[Start PROVIDED INFORMATION]
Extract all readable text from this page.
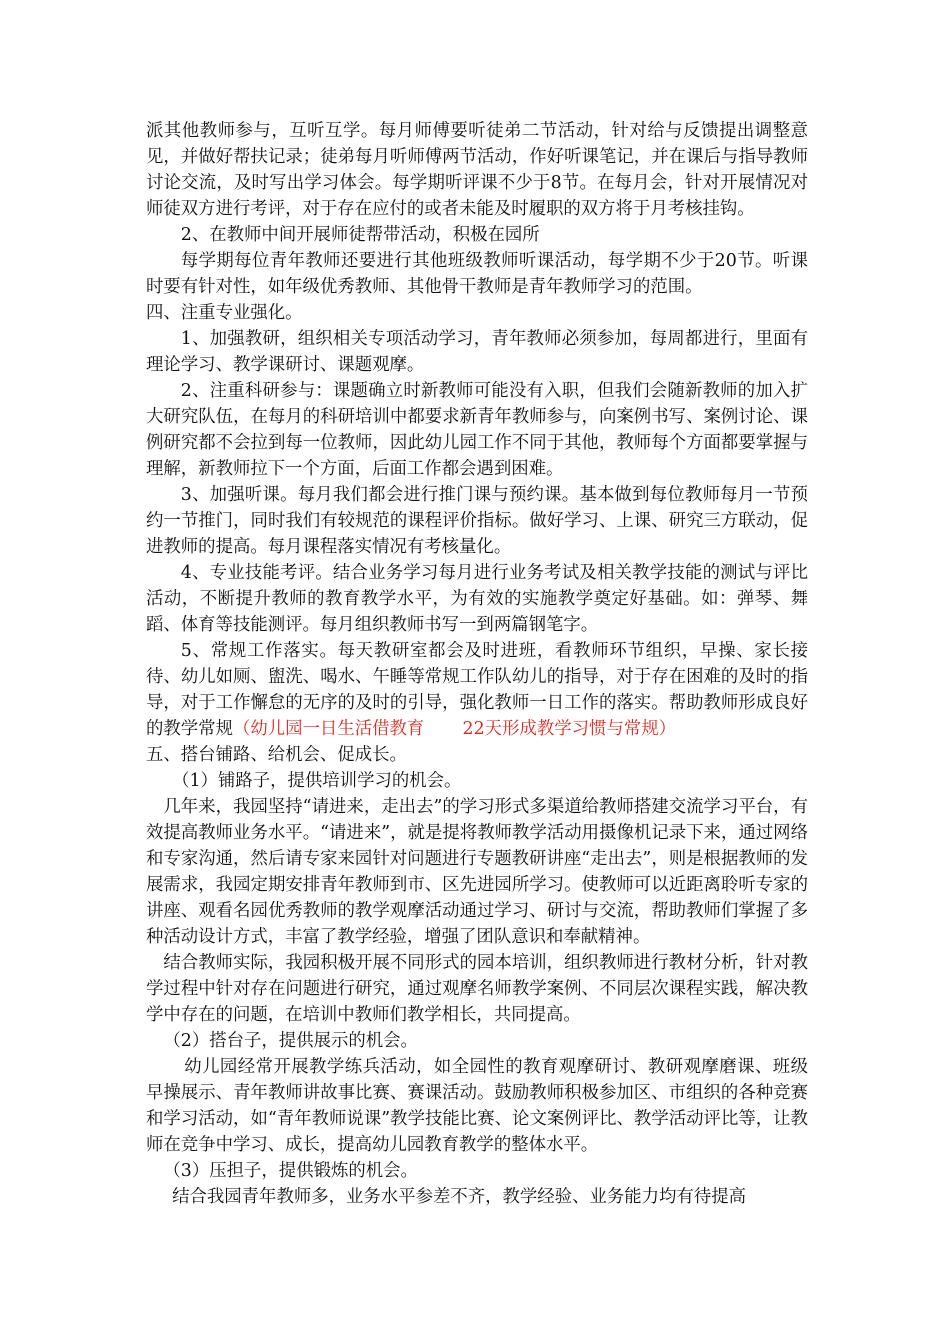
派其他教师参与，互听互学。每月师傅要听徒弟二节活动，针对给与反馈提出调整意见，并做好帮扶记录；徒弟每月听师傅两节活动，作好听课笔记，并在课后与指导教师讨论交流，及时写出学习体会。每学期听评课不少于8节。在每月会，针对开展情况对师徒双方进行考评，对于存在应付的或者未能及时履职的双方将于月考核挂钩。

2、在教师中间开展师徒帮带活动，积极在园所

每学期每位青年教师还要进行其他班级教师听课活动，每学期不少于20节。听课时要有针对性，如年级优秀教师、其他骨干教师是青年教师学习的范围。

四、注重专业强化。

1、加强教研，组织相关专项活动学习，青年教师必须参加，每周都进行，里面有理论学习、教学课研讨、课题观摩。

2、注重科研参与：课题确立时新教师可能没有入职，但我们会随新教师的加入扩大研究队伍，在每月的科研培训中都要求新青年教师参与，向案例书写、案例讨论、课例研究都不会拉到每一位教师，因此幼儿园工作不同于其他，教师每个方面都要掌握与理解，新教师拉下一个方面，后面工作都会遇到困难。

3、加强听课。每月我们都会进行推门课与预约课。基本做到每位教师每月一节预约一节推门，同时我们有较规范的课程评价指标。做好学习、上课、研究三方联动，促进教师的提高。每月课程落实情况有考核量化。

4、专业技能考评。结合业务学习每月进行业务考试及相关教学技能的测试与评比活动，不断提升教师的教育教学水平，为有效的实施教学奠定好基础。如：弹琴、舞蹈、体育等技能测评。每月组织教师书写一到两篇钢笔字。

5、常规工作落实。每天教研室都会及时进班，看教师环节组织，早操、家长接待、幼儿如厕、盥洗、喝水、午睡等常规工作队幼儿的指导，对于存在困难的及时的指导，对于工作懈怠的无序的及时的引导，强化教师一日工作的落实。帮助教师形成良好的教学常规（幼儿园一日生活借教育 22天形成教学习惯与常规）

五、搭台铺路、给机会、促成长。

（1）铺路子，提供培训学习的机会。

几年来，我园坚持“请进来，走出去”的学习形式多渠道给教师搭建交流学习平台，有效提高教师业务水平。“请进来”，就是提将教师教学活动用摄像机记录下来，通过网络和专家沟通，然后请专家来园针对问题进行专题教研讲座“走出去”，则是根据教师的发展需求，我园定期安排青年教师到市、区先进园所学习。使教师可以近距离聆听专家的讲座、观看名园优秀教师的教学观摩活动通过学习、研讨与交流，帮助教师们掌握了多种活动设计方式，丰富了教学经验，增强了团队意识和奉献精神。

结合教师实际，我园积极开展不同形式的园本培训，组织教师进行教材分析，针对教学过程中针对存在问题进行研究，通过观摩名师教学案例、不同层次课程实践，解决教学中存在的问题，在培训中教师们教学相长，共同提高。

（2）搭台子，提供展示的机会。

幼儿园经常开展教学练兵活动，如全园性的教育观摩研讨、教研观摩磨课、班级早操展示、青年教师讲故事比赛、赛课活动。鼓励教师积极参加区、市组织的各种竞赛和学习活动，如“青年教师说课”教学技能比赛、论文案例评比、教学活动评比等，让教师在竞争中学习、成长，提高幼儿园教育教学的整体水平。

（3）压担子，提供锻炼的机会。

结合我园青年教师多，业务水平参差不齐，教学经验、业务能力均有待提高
[End PROVIDED INFORMATION]
### WHAT NEEDS TO BE DONE
Omit every picture, then repeat the remaining data exactly as it appears above.

### CORRECT OUTPUT
Extract all readable text from this page.
派其他教师参与，互听互学。每月师傅要听徒弟二节活动，针对给与反馈提出调整意见，并做好帮扶记录；徒弟每月听师傅两节活动，作好听课笔记，并在课后与指导教师讨论交流，及时写出学习体会。每学期听评课不少于8节。在每月会，针对开展情况对师徒双方进行考评，对于存在应付的或者未能及时履职的双方将于月考核挂钩。

2、在教师中间开展师徒帮带活动，积极在园所

每学期每位青年教师还要进行其他班级教师听课活动，每学期不少于20节。听课时要有针对性，如年级优秀教师、其他骨干教师是青年教师学习的范围。

四、注重专业强化。

1、加强教研，组织相关专项活动学习，青年教师必须参加，每周都进行，里面有理论学习、教学课研讨、课题观摩。

2、注重科研参与：课题确立时新教师可能没有入职，但我们会随新教师的加入扩大研究队伍，在每月的科研培训中都要求新青年教师参与，向案例书写、案例讨论、课例研究都不会拉到每一位教师，因此幼儿园工作不同于其他，教师每个方面都要掌握与理解，新教师拉下一个方面，后面工作都会遇到困难。

3、加强听课。每月我们都会进行推门课与预约课。基本做到每位教师每月一节预约一节推门，同时我们有较规范的课程评价指标。做好学习、上课、研究三方联动，促进教师的提高。每月课程落实情况有考核量化。

4、专业技能考评。结合业务学习每月进行业务考试及相关教学技能的测试与评比活动，不断提升教师的教育教学水平，为有效的实施教学奠定好基础。如：弹琴、舞蹈、体育等技能测评。每月组织教师书写一到两篇钢笔字。

5、常规工作落实。每天教研室都会及时进班，看教师环节组织，早操、家长接待、幼儿如厕、盥洗、喝水、午睡等常规工作队幼儿的指导，对于存在困难的及时的指导，对于工作懈怠的无序的及时的引导，强化教师一日工作的落实。帮助教师形成良好的教学常规（幼儿园一日生活借教育 22天形成教学习惯与常规）

五、搭台铺路、给机会、促成长。

（1）铺路子，提供培训学习的机会。

几年来，我园坚持“请进来，走出去”的学习形式多渠道给教师搭建交流学习平台，有效提高教师业务水平。“请进来”，就是提将教师教学活动用摄像机记录下来，通过网络和专家沟通，然后请专家来园针对问题进行专题教研讲座“走出去”，则是根据教师的发展需求，我园定期安排青年教师到市、区先进园所学习。使教师可以近距离聆听专家的讲座、观看名园优秀教师的教学观摩活动通过学习、研讨与交流，帮助教师们掌握了多种活动设计方式，丰富了教学经验，增强了团队意识和奉献精神。

结合教师实际，我园积极开展不同形式的园本培训，组织教师进行教材分析，针对教学过程中针对存在问题进行研究，通过观摩名师教学案例、不同层次课程实践，解决教学中存在的问题，在培训中教师们教学相长，共同提高。

（2）搭台子，提供展示的机会。

幼儿园经常开展教学练兵活动，如全园性的教育观摩研讨、教研观摩磨课、班级早操展示、青年教师讲故事比赛、赛课活动。鼓励教师积极参加区、市组织的各种竞赛和学习活动，如“青年教师说课”教学技能比赛、论文案例评比、教学活动评比等，让教师在竞争中学习、成长，提高幼儿园教育教学的整体水平。

（3）压担子，提供锻炼的机会。

结合我园青年教师多，业务水平参差不齐，教学经验、业务能力均有待提高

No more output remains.